Work to complete: Reproduce every entry below precisely; do not include the pictures.
>> BEGIN Provided records
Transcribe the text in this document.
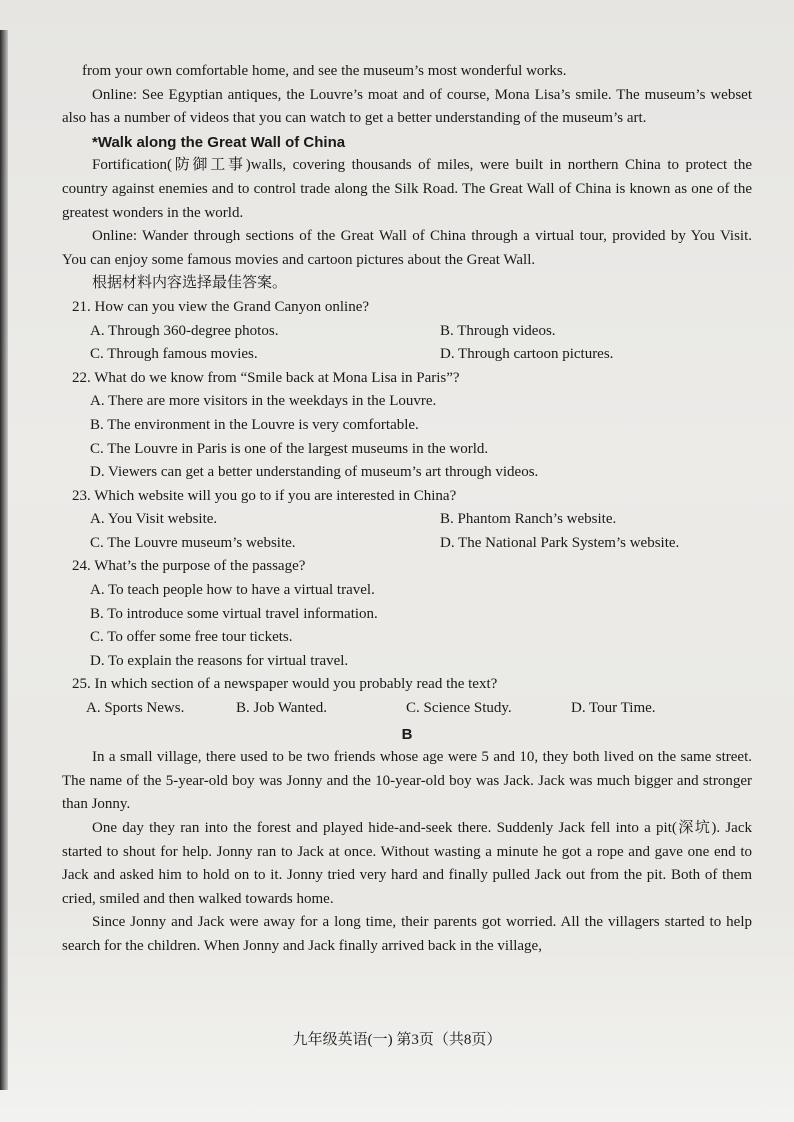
from your own comfortable home, and see the museum’s most wonderful works.

Online: See Egyptian antiques, the Louvre’s moat and of course, Mona Lisa’s smile. The museum’s webset also has a number of videos that you can watch to get a better understanding of the museum’s art.

*Walk along the Great Wall of China

Fortification(防御工事)walls, covering thousands of miles, were built in northern China to protect the country against enemies and to control trade along the Silk Road. The Great Wall of China is known as one of the greatest wonders in the world.

Online: Wander through sections of the Great Wall of China through a virtual tour, provided by You Visit. You can enjoy some famous movies and cartoon pictures about the Great Wall.

根据材料内容选择最佳答案。

21. How can you view the Grand Canyon online?

A. Through 360-degree photos.	B. Through videos.
C. Through famous movies.	D. Through cartoon pictures.

22. What do we know from “Smile back at Mona Lisa in Paris”?

A. There are more visitors in the weekdays in the Louvre.

B. The environment in the Louvre is very comfortable.

C. The Louvre in Paris is one of the largest museums in the world.

D. Viewers can get a better understanding of museum’s art through videos.

23. Which website will you go to if you are interested in China?

A. You Visit website.	B. Phantom Ranch’s website.
C. The Louvre museum’s website.	D. The National Park System’s website.

24. What’s the purpose of the passage?

A. To teach people how to have a virtual travel.

B. To introduce some virtual travel information.

C. To offer some free tour tickets.

D. To explain the reasons for virtual travel.

25. In which section of a newspaper would you probably read the text?

A. Sports News.	B. Job Wanted.	C. Science Study.	D. Tour Time.

B

In a small village, there used to be two friends whose age were 5 and 10, they both lived on the same street. The name of the 5-year-old boy was Jonny and the 10-year-old boy was Jack. Jack was much bigger and stronger than Jonny.

One day they ran into the forest and played hide-and-seek there. Suddenly Jack fell into a pit(深坑). Jack started to shout for help. Jonny ran to Jack at once. Without wasting a minute he got a rope and gave one end to Jack and asked him to hold on to it. Jonny tried very hard and finally pulled Jack out from the pit. Both of them cried, smiled and then walked towards home.

Since Jonny and Jack were away for a long time, their parents got worried. All the villagers started to help search for the children. When Jonny and Jack finally arrived back in the village,

九年级英语(一) 第3页（共8页）
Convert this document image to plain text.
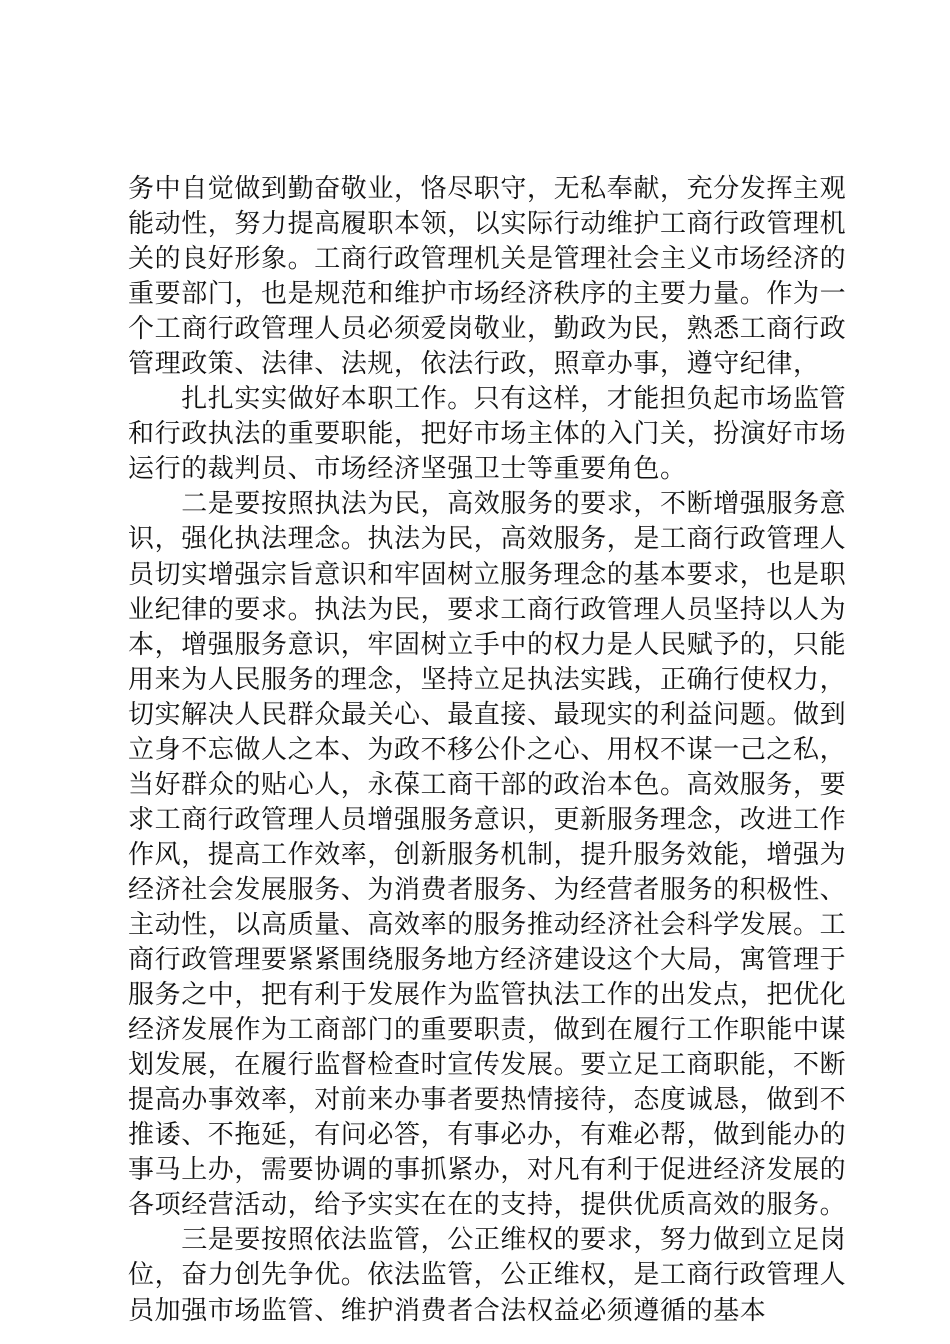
务中自觉做到勤奋敬业，恪尽职守，无私奉献，充分发挥主观
能动性，努力提高履职本领，以实际行动维护工商行政管理机
关的良好形象。工商行政管理机关是管理社会主义市场经济的
重要部门，也是规范和维护市场经济秩序的主要力量。作为一
个工商行政管理人员必须爱岗敬业，勤政为民，熟悉工商行政
管理政策、法律、法规，依法行政，照章办事，遵守纪律，
　　扎扎实实做好本职工作。只有这样，才能担负起市场监管
和行政执法的重要职能，把好市场主体的入门关，扮演好市场
运行的裁判员、市场经济坚强卫士等重要角色。
　　二是要按照执法为民，高效服务的要求，不断增强服务意
识，强化执法理念。执法为民，高效服务，是工商行政管理人
员切实增强宗旨意识和牢固树立服务理念的基本要求，也是职
业纪律的要求。执法为民，要求工商行政管理人员坚持以人为
本，增强服务意识，牢固树立手中的权力是人民赋予的，只能
用来为人民服务的理念，坚持立足执法实践，正确行使权力，
切实解决人民群众最关心、最直接、最现实的利益问题。做到
立身不忘做人之本、为政不移公仆之心、用权不谋一己之私，
当好群众的贴心人，永葆工商干部的政治本色。高效服务，要
求工商行政管理人员增强服务意识，更新服务理念，改进工作
作风，提高工作效率，创新服务机制，提升服务效能，增强为
经济社会发展服务、为消费者服务、为经营者服务的积极性、
主动性，以高质量、高效率的服务推动经济社会科学发展。工
商行政管理要紧紧围绕服务地方经济建设这个大局，寓管理于
服务之中，把有利于发展作为监管执法工作的出发点，把优化
经济发展作为工商部门的重要职责，做到在履行工作职能中谋
划发展，在履行监督检查时宣传发展。要立足工商职能，不断
提高办事效率，对前来办事者要热情接待，态度诚恳，做到不
推诿、不拖延，有问必答，有事必办，有难必帮，做到能办的
事马上办，需要协调的事抓紧办，对凡有利于促进经济发展的
各项经营活动，给予实实在在的支持，提供优质高效的服务。
　　三是要按照依法监管，公正维权的要求，努力做到立足岗
位，奋力创先争优。依法监管，公正维权，是工商行政管理人
员加强市场监管、维护消费者合法权益必须遵循的基本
>> END Provided records
Result:
Transcribe the text in this document.
from your own comfortable home, and see the museum’s most wonderful works.

Online: See Egyptian antiques, the Louvre’s moat and of course, Mona Lisa’s smile. The museum’s webset also has a number of videos that you can watch to get a better understanding of the museum’s art.

*Walk along the Great Wall of China

Fortification(防御工事)walls, covering thousands of miles, were built in northern China to protect the country against enemies and to control trade along the Silk Road. The Great Wall of China is known as one of the greatest wonders in the world.

Online: Wander through sections of the Great Wall of China through a virtual tour, provided by You Visit. You can enjoy some famous movies and cartoon pictures about the Great Wall.

根据材料内容选择最佳答案。

21. How can you view the Grand Canyon online?

A. Through 360-degree photos.	B. Through videos.
C. Through famous movies.	D. Through cartoon pictures.

22. What do we know from “Smile back at Mona Lisa in Paris”?

A. There are more visitors in the weekdays in the Louvre.

B. The environment in the Louvre is very comfortable.

C. The Louvre in Paris is one of the largest museums in the world.

D. Viewers can get a better understanding of museum’s art through videos.

23. Which website will you go to if you are interested in China?

A. You Visit website.	B. Phantom Ranch’s website.
C. The Louvre museum’s website.	D. The National Park System’s website.

24. What’s the purpose of the passage?

A. To teach people how to have a virtual travel.

B. To introduce some virtual travel information.

C. To offer some free tour tickets.

D. To explain the reasons for virtual travel.

25. In which section of a newspaper would you probably read the text?

A. Sports News.	B. Job Wanted.	C. Science Study.	D. Tour Time.

B

In a small village, there used to be two friends whose age were 5 and 10, they both lived on the same street. The name of the 5-year-old boy was Jonny and the 10-year-old boy was Jack. Jack was much bigger and stronger than Jonny.

One day they ran into the forest and played hide-and-seek there. Suddenly Jack fell into a pit(深坑). Jack started to shout for help. Jonny ran to Jack at once. Without wasting a minute he got a rope and gave one end to Jack and asked him to hold on to it. Jonny tried very hard and finally pulled Jack out from the pit. Both of them cried, smiled and then walked towards home.

Since Jonny and Jack were away for a long time, their parents got worried. All the villagers started to help search for the children. When Jonny and Jack finally arrived back in the village,

九年级英语(一) 第3页（共8页）
Convert this document image to plain text.
务中自觉做到勤奋敬业，恪尽职守，无私奉献，充分发挥主观
能动性，努力提高履职本领，以实际行动维护工商行政管理机
关的良好形象。工商行政管理机关是管理社会主义市场经济的
重要部门，也是规范和维护市场经济秩序的主要力量。作为一
个工商行政管理人员必须爱岗敬业，勤政为民，熟悉工商行政
管理政策、法律、法规，依法行政，照章办事，遵守纪律，
　　扎扎实实做好本职工作。只有这样，才能担负起市场监管
和行政执法的重要职能，把好市场主体的入门关，扮演好市场
运行的裁判员、市场经济坚强卫士等重要角色。
　　二是要按照执法为民，高效服务的要求，不断增强服务意
识，强化执法理念。执法为民，高效服务，是工商行政管理人
员切实增强宗旨意识和牢固树立服务理念的基本要求，也是职
业纪律的要求。执法为民，要求工商行政管理人员坚持以人为
本，增强服务意识，牢固树立手中的权力是人民赋予的，只能
用来为人民服务的理念，坚持立足执法实践，正确行使权力，
切实解决人民群众最关心、最直接、最现实的利益问题。做到
立身不忘做人之本、为政不移公仆之心、用权不谋一己之私，
当好群众的贴心人，永葆工商干部的政治本色。高效服务，要
求工商行政管理人员增强服务意识，更新服务理念，改进工作
作风，提高工作效率，创新服务机制，提升服务效能，增强为
经济社会发展服务、为消费者服务、为经营者服务的积极性、
主动性，以高质量、高效率的服务推动经济社会科学发展。工
商行政管理要紧紧围绕服务地方经济建设这个大局，寓管理于
服务之中，把有利于发展作为监管执法工作的出发点，把优化
经济发展作为工商部门的重要职责，做到在履行工作职能中谋
划发展，在履行监督检查时宣传发展。要立足工商职能，不断
提高办事效率，对前来办事者要热情接待，态度诚恳，做到不
推诿、不拖延，有问必答，有事必办，有难必帮，做到能办的
事马上办，需要协调的事抓紧办，对凡有利于促进经济发展的
各项经营活动，给予实实在在的支持，提供优质高效的服务。
　　三是要按照依法监管，公正维权的要求，努力做到立足岗
位，奋力创先争优。依法监管，公正维权，是工商行政管理人
员加强市场监管、维护消费者合法权益必须遵循的基本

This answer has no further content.